# start of RECORDS SHOWN

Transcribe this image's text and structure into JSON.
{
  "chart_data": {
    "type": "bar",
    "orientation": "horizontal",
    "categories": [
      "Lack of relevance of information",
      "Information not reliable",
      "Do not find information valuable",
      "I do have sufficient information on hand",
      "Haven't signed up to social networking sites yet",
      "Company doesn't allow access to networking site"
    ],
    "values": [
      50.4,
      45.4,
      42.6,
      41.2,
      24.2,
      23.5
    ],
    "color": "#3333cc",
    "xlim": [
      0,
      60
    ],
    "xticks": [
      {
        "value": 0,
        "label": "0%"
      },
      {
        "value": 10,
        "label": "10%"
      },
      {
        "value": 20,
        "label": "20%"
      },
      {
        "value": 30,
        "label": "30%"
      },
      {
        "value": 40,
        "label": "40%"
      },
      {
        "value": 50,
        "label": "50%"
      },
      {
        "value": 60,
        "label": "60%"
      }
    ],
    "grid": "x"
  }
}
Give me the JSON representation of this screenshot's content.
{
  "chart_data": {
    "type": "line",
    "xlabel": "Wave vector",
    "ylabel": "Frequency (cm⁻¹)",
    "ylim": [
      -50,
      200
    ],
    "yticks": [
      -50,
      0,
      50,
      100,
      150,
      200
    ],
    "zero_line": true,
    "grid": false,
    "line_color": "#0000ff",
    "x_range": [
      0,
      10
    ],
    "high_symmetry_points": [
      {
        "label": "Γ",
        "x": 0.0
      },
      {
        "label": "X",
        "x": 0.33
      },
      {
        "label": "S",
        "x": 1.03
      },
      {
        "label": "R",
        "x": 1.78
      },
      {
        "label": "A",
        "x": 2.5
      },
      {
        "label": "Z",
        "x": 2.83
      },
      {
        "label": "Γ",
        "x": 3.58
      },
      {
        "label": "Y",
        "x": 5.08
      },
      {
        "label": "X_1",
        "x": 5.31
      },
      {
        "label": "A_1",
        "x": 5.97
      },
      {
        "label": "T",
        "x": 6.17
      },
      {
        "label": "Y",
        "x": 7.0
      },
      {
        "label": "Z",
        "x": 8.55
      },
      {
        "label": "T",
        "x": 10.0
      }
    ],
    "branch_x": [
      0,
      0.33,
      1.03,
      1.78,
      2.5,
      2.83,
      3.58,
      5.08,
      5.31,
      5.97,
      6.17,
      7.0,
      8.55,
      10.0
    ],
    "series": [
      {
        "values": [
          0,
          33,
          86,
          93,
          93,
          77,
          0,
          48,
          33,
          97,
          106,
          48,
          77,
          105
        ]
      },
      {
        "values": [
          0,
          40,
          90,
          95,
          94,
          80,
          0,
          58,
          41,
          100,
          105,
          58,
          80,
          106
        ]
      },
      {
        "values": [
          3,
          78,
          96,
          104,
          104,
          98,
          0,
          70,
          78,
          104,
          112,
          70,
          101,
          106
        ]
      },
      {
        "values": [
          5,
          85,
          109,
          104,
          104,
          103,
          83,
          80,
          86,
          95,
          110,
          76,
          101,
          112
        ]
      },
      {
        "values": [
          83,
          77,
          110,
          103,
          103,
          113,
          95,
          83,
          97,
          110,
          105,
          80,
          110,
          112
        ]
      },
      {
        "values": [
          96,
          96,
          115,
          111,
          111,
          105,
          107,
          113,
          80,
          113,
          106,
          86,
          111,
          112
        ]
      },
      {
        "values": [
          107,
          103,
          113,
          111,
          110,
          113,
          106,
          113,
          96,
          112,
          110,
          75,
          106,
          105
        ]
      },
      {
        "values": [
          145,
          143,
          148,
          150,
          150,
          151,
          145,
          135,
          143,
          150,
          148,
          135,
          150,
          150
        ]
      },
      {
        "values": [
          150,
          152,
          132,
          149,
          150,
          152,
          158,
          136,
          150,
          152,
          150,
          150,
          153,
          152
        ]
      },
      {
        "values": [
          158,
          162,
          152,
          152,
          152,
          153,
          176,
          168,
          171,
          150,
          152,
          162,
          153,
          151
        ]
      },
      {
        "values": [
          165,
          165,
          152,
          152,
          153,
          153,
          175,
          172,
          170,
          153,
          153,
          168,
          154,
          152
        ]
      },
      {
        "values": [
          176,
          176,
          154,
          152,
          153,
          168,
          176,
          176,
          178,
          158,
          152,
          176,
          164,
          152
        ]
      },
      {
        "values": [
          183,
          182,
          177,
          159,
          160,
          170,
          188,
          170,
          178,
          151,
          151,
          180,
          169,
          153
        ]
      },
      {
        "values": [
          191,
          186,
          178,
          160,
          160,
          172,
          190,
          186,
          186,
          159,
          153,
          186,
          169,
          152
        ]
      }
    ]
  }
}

# end of RECORDS SHOWN

GOAL: Set down all of the entries exactly, please.

FULL ANSWER:
Transcribe this image's text and structure into JSON.
{
  "chart_data": {
    "type": "bar",
    "orientation": "horizontal",
    "categories": [
      "Lack of relevance of information",
      "Information not reliable",
      "Do not find information valuable",
      "I do have sufficient information on hand",
      "Haven't signed up to social networking sites yet",
      "Company doesn't allow access to networking site"
    ],
    "values": [
      50.4,
      45.4,
      42.6,
      41.2,
      24.2,
      23.5
    ],
    "color": "#3333cc",
    "xlim": [
      0,
      60
    ],
    "xticks": [
      {
        "value": 0,
        "label": "0%"
      },
      {
        "value": 10,
        "label": "10%"
      },
      {
        "value": 20,
        "label": "20%"
      },
      {
        "value": 30,
        "label": "30%"
      },
      {
        "value": 40,
        "label": "40%"
      },
      {
        "value": 50,
        "label": "50%"
      },
      {
        "value": 60,
        "label": "60%"
      }
    ],
    "grid": "x"
  }
}
Give me the JSON representation of this screenshot's content.
{
  "chart_data": {
    "type": "line",
    "xlabel": "Wave vector",
    "ylabel": "Frequency (cm⁻¹)",
    "ylim": [
      -50,
      200
    ],
    "yticks": [
      -50,
      0,
      50,
      100,
      150,
      200
    ],
    "zero_line": true,
    "grid": false,
    "line_color": "#0000ff",
    "x_range": [
      0,
      10
    ],
    "high_symmetry_points": [
      {
        "label": "Γ",
        "x": 0.0
      },
      {
        "label": "X",
        "x": 0.33
      },
      {
        "label": "S",
        "x": 1.03
      },
      {
        "label": "R",
        "x": 1.78
      },
      {
        "label": "A",
        "x": 2.5
      },
      {
        "label": "Z",
        "x": 2.83
      },
      {
        "label": "Γ",
        "x": 3.58
      },
      {
        "label": "Y",
        "x": 5.08
      },
      {
        "label": "X_1",
        "x": 5.31
      },
      {
        "label": "A_1",
        "x": 5.97
      },
      {
        "label": "T",
        "x": 6.17
      },
      {
        "label": "Y",
        "x": 7.0
      },
      {
        "label": "Z",
        "x": 8.55
      },
      {
        "label": "T",
        "x": 10.0
      }
    ],
    "branch_x": [
      0,
      0.33,
      1.03,
      1.78,
      2.5,
      2.83,
      3.58,
      5.08,
      5.31,
      5.97,
      6.17,
      7.0,
      8.55,
      10.0
    ],
    "series": [
      {
        "values": [
          0,
          33,
          86,
          93,
          93,
          77,
          0,
          48,
          33,
          97,
          106,
          48,
          77,
          105
        ]
      },
      {
        "values": [
          0,
          40,
          90,
          95,
          94,
          80,
          0,
          58,
          41,
          100,
          105,
          58,
          80,
          106
        ]
      },
      {
        "values": [
          3,
          78,
          96,
          104,
          104,
          98,
          0,
          70,
          78,
          104,
          112,
          70,
          101,
          106
        ]
      },
      {
        "values": [
          5,
          85,
          109,
          104,
          104,
          103,
          83,
          80,
          86,
          95,
          110,
          76,
          101,
          112
        ]
      },
      {
        "values": [
          83,
          77,
          110,
          103,
          103,
          113,
          95,
          83,
          97,
          110,
          105,
          80,
          110,
          112
        ]
      },
      {
        "values": [
          96,
          96,
          115,
          111,
          111,
          105,
          107,
          113,
          80,
          113,
          106,
          86,
          111,
          112
        ]
      },
      {
        "values": [
          107,
          103,
          113,
          111,
          110,
          113,
          106,
          113,
          96,
          112,
          110,
          75,
          106,
          105
        ]
      },
      {
        "values": [
          145,
          143,
          148,
          150,
          150,
          151,
          145,
          135,
          143,
          150,
          148,
          135,
          150,
          150
        ]
      },
      {
        "values": [
          150,
          152,
          132,
          149,
          150,
          152,
          158,
          136,
          150,
          152,
          150,
          150,
          153,
          152
        ]
      },
      {
        "values": [
          158,
          162,
          152,
          152,
          152,
          153,
          176,
          168,
          171,
          150,
          152,
          162,
          153,
          151
        ]
      },
      {
        "values": [
          165,
          165,
          152,
          152,
          153,
          153,
          175,
          172,
          170,
          153,
          153,
          168,
          154,
          152
        ]
      },
      {
        "values": [
          176,
          176,
          154,
          152,
          153,
          168,
          176,
          176,
          178,
          158,
          152,
          176,
          164,
          152
        ]
      },
      {
        "values": [
          183,
          182,
          177,
          159,
          160,
          170,
          188,
          170,
          178,
          151,
          151,
          180,
          169,
          153
        ]
      },
      {
        "values": [
          191,
          186,
          178,
          160,
          160,
          172,
          190,
          186,
          186,
          159,
          153,
          186,
          169,
          152
        ]
      }
    ]
  }
}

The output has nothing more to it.